Instruction
Return each line of the data below exactly, omitting any pictures.

Data records:
━━━━━━━━━━
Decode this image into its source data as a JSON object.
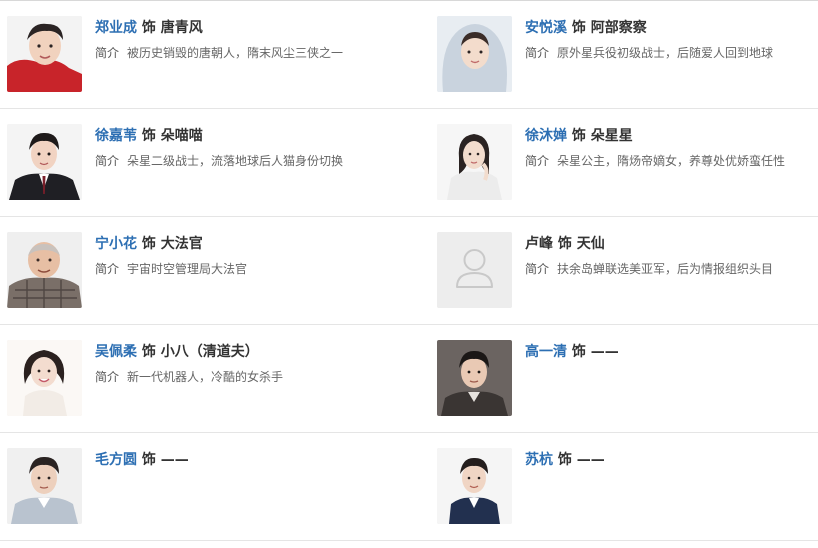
{
  "cast": [
    {
      "actor": "郑业成",
      "as_word": "饰",
      "role": "唐青风",
      "bio_label": "简介",
      "bio": "被历史销毁的唐朝人，隋末风尘三侠之一",
      "photo": "portrait-man-red",
      "accent": "#c8242a"
    },
    {
      "actor": "安悦溪",
      "as_word": "饰",
      "role": "阿部察察",
      "bio_label": "简介",
      "bio": "原外星兵役初级战士，后随爱人回到地球",
      "photo": "portrait-woman-hood",
      "accent": "#b9c6d6"
    },
    {
      "actor": "徐嘉苇",
      "as_word": "饰",
      "role": "朵喵喵",
      "bio_label": "简介",
      "bio": "朵星二级战士，流落地球后人猫身份切换",
      "photo": "portrait-man-suit",
      "accent": "#1f1f24"
    },
    {
      "actor": "徐沐婵",
      "as_word": "饰",
      "role": "朵星星",
      "bio_label": "简介",
      "bio": "朵星公主，隋炀帝嫡女，养尊处优娇蛮任性",
      "photo": "portrait-woman-white",
      "accent": "#e9e9e9"
    },
    {
      "actor": "宁小花",
      "as_word": "饰",
      "role": "大法官",
      "bio_label": "简介",
      "bio": "宇宙时空管理局大法官",
      "photo": "portrait-old-man-plaid",
      "accent": "#7a6f68"
    },
    {
      "actor": "卢峰",
      "as_word": "饰",
      "role": "天仙",
      "bio_label": "简介",
      "bio": "扶余岛蝉联选美亚军，后为情报组织头目",
      "photo": "placeholder-person",
      "accent": "#d4d4d4"
    },
    {
      "actor": "吴佩柔",
      "as_word": "饰",
      "role": "小八（清道夫）",
      "bio_label": "简介",
      "bio": "新一代机器人，冷酷的女杀手",
      "photo": "portrait-woman-smile",
      "accent": "#f2ece6"
    },
    {
      "actor": "高一清",
      "as_word": "饰",
      "role": "——",
      "bio_label": "",
      "bio": "",
      "photo": "portrait-man-dark",
      "accent": "#3a3533"
    },
    {
      "actor": "毛方圆",
      "as_word": "饰",
      "role": "——",
      "bio_label": "",
      "bio": "",
      "photo": "portrait-man-lightsuit",
      "accent": "#b9c3cf"
    },
    {
      "actor": "苏杭",
      "as_word": "饰",
      "role": "——",
      "bio_label": "",
      "bio": "",
      "photo": "portrait-man-navy",
      "accent": "#22304f"
    }
  ]
}
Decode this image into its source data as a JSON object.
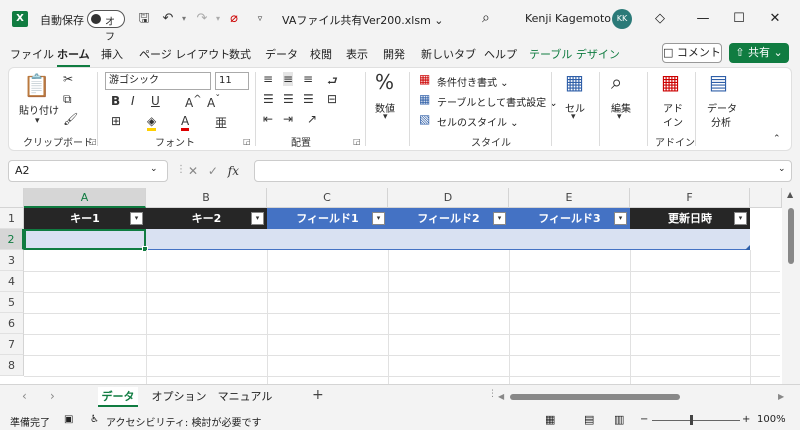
{
  "titlebar": {
    "app_icon": "X",
    "autosave_label": "自動保存",
    "autosave_state": "オフ",
    "filename": "VAファイル共有Ver200.xlsm ⌄",
    "user_name": "Kenji Kagemoto",
    "user_initials": "KK"
  },
  "tabs": [
    "ファイル",
    "ホーム",
    "挿入",
    "ページ レイアウト",
    "数式",
    "データ",
    "校閲",
    "表示",
    "開発",
    "新しいタブ",
    "ヘルプ",
    "テーブル デザイン"
  ],
  "header_buttons": {
    "comment": "□ コメント",
    "share": "⇧ 共有 ⌄"
  },
  "ribbon": {
    "clipboard": {
      "paste": "貼り付け",
      "label": "クリップボード"
    },
    "font": {
      "font_name": "游ゴシック",
      "font_size": "11",
      "label": "フォント"
    },
    "alignment": {
      "label": "配置"
    },
    "number": {
      "button": "数値",
      "symbol": "%"
    },
    "styles": {
      "conditional": "条件付き書式 ⌄",
      "table_format": "テーブルとして書式設定 ⌄",
      "cell_style": "セルのスタイル ⌄",
      "label": "スタイル"
    },
    "cells": {
      "button": "セル"
    },
    "editing": {
      "button": "編集"
    },
    "addins": {
      "button1": "アド",
      "button2": "イン",
      "label": "アドイン"
    },
    "analysis": {
      "button1": "データ",
      "button2": "分析"
    }
  },
  "formula_bar": {
    "name_box": "A2",
    "fx": "fx",
    "value": ""
  },
  "grid": {
    "columns": [
      "A",
      "B",
      "C",
      "D",
      "E",
      "F"
    ],
    "rows": [
      "1",
      "2",
      "3",
      "4",
      "5",
      "6",
      "7",
      "8"
    ],
    "table_headers": [
      "キー1",
      "キー2",
      "フィールド1",
      "フィールド2",
      "フィールド3",
      "更新日時"
    ],
    "filter_symbol": "▾",
    "header_dark_color": "#262626",
    "header_blue_color": "#4472c4",
    "row_band_color": "#d9e1f2"
  },
  "sheets": [
    "データ",
    "オプション",
    "マニュアル"
  ],
  "add_sheet": "+",
  "status": {
    "ready": "準備完了",
    "accessibility": "アクセシビリティ: 検討が必要です",
    "zoom": "100%"
  }
}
━━━━━━━━━━
Solution for this task
Decode this image into its source data as a JSON object.
{
  "cast": [
    {
      "actor": "郑业成",
      "as_word": "饰",
      "role": "唐青风",
      "bio_label": "简介",
      "bio": "被历史销毁的唐朝人，隋末风尘三侠之一",
      "photo": "portrait-man-red",
      "accent": "#c8242a"
    },
    {
      "actor": "安悦溪",
      "as_word": "饰",
      "role": "阿部察察",
      "bio_label": "简介",
      "bio": "原外星兵役初级战士，后随爱人回到地球",
      "photo": "portrait-woman-hood",
      "accent": "#b9c6d6"
    },
    {
      "actor": "徐嘉苇",
      "as_word": "饰",
      "role": "朵喵喵",
      "bio_label": "简介",
      "bio": "朵星二级战士，流落地球后人猫身份切换",
      "photo": "portrait-man-suit",
      "accent": "#1f1f24"
    },
    {
      "actor": "徐沐婵",
      "as_word": "饰",
      "role": "朵星星",
      "bio_label": "简介",
      "bio": "朵星公主，隋炀帝嫡女，养尊处优娇蛮任性",
      "photo": "portrait-woman-white",
      "accent": "#e9e9e9"
    },
    {
      "actor": "宁小花",
      "as_word": "饰",
      "role": "大法官",
      "bio_label": "简介",
      "bio": "宇宙时空管理局大法官",
      "photo": "portrait-old-man-plaid",
      "accent": "#7a6f68"
    },
    {
      "actor": "卢峰",
      "as_word": "饰",
      "role": "天仙",
      "bio_label": "简介",
      "bio": "扶余岛蝉联选美亚军，后为情报组织头目",
      "photo": "placeholder-person",
      "accent": "#d4d4d4"
    },
    {
      "actor": "吴佩柔",
      "as_word": "饰",
      "role": "小八（清道夫）",
      "bio_label": "简介",
      "bio": "新一代机器人，冷酷的女杀手",
      "photo": "portrait-woman-smile",
      "accent": "#f2ece6"
    },
    {
      "actor": "高一清",
      "as_word": "饰",
      "role": "——",
      "bio_label": "",
      "bio": "",
      "photo": "portrait-man-dark",
      "accent": "#3a3533"
    },
    {
      "actor": "毛方圆",
      "as_word": "饰",
      "role": "——",
      "bio_label": "",
      "bio": "",
      "photo": "portrait-man-lightsuit",
      "accent": "#b9c3cf"
    },
    {
      "actor": "苏杭",
      "as_word": "饰",
      "role": "——",
      "bio_label": "",
      "bio": "",
      "photo": "portrait-man-navy",
      "accent": "#22304f"
    }
  ]
}
Decode this image into its source data as a JSON object.
{
  "titlebar": {
    "app_icon": "X",
    "autosave_label": "自動保存",
    "autosave_state": "オフ",
    "filename": "VAファイル共有Ver200.xlsm ⌄",
    "user_name": "Kenji Kagemoto",
    "user_initials": "KK"
  },
  "tabs": [
    "ファイル",
    "ホーム",
    "挿入",
    "ページ レイアウト",
    "数式",
    "データ",
    "校閲",
    "表示",
    "開発",
    "新しいタブ",
    "ヘルプ",
    "テーブル デザイン"
  ],
  "header_buttons": {
    "comment": "□ コメント",
    "share": "⇧ 共有 ⌄"
  },
  "ribbon": {
    "clipboard": {
      "paste": "貼り付け",
      "label": "クリップボード"
    },
    "font": {
      "font_name": "游ゴシック",
      "font_size": "11",
      "label": "フォント"
    },
    "alignment": {
      "label": "配置"
    },
    "number": {
      "button": "数値",
      "symbol": "%"
    },
    "styles": {
      "conditional": "条件付き書式 ⌄",
      "table_format": "テーブルとして書式設定 ⌄",
      "cell_style": "セルのスタイル ⌄",
      "label": "スタイル"
    },
    "cells": {
      "button": "セル"
    },
    "editing": {
      "button": "編集"
    },
    "addins": {
      "button1": "アド",
      "button2": "イン",
      "label": "アドイン"
    },
    "analysis": {
      "button1": "データ",
      "button2": "分析"
    }
  },
  "formula_bar": {
    "name_box": "A2",
    "fx": "fx",
    "value": ""
  },
  "grid": {
    "columns": [
      "A",
      "B",
      "C",
      "D",
      "E",
      "F"
    ],
    "rows": [
      "1",
      "2",
      "3",
      "4",
      "5",
      "6",
      "7",
      "8"
    ],
    "table_headers": [
      "キー1",
      "キー2",
      "フィールド1",
      "フィールド2",
      "フィールド3",
      "更新日時"
    ],
    "filter_symbol": "▾",
    "header_dark_color": "#262626",
    "header_blue_color": "#4472c4",
    "row_band_color": "#d9e1f2"
  },
  "sheets": [
    "データ",
    "オプション",
    "マニュアル"
  ],
  "add_sheet": "+",
  "status": {
    "ready": "準備完了",
    "accessibility": "アクセシビリティ: 検討が必要です",
    "zoom": "100%"
  }
}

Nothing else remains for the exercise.